Report only the number of lines that hold the word "故选项说法正确".
=== Given records ===
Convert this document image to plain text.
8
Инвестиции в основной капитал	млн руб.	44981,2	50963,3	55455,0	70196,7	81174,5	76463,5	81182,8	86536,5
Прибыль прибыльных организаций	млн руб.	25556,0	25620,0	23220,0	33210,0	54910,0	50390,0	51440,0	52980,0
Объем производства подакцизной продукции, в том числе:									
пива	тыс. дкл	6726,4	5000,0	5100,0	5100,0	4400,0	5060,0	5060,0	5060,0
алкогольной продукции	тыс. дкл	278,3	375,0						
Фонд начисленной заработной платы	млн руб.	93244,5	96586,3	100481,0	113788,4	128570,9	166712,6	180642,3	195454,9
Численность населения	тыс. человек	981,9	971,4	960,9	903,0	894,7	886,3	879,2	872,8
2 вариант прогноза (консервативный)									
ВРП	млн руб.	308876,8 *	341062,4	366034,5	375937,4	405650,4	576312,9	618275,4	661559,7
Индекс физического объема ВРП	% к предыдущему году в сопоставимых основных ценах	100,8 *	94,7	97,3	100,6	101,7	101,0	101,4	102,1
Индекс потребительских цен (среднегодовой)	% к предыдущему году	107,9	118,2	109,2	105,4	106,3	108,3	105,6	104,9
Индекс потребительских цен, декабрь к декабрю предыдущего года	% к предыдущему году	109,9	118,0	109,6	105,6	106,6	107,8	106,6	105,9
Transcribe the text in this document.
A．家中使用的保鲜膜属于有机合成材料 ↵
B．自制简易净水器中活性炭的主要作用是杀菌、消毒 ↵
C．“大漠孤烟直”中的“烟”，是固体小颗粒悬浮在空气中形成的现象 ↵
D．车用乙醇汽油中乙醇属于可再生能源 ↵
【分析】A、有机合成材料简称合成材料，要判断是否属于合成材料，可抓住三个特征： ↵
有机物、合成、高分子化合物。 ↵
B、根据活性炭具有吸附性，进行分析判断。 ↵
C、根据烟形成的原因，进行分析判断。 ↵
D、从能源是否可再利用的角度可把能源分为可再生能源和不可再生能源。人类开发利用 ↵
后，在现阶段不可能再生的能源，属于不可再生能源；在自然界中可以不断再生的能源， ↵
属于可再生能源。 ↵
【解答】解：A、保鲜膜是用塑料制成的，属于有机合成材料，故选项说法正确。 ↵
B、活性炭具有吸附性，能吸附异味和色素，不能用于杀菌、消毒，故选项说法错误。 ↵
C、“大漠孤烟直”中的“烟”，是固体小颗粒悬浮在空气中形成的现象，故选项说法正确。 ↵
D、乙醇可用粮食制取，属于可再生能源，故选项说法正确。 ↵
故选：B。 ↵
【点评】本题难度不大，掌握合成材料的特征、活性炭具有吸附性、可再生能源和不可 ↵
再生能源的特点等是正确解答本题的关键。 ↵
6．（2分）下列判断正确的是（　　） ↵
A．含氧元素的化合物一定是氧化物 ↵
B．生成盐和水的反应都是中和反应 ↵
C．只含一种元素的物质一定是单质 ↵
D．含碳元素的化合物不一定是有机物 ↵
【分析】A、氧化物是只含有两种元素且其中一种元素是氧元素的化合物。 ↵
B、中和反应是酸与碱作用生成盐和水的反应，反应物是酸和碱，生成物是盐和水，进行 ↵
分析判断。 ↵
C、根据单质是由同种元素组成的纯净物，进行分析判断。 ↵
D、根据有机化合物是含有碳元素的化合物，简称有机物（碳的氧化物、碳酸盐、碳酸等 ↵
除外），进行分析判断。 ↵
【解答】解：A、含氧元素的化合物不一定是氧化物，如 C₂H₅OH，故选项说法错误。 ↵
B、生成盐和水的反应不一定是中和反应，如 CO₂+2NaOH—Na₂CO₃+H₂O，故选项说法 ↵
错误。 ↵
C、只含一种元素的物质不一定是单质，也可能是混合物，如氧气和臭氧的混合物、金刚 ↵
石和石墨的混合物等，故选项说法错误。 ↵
===
> [Exercise response]
3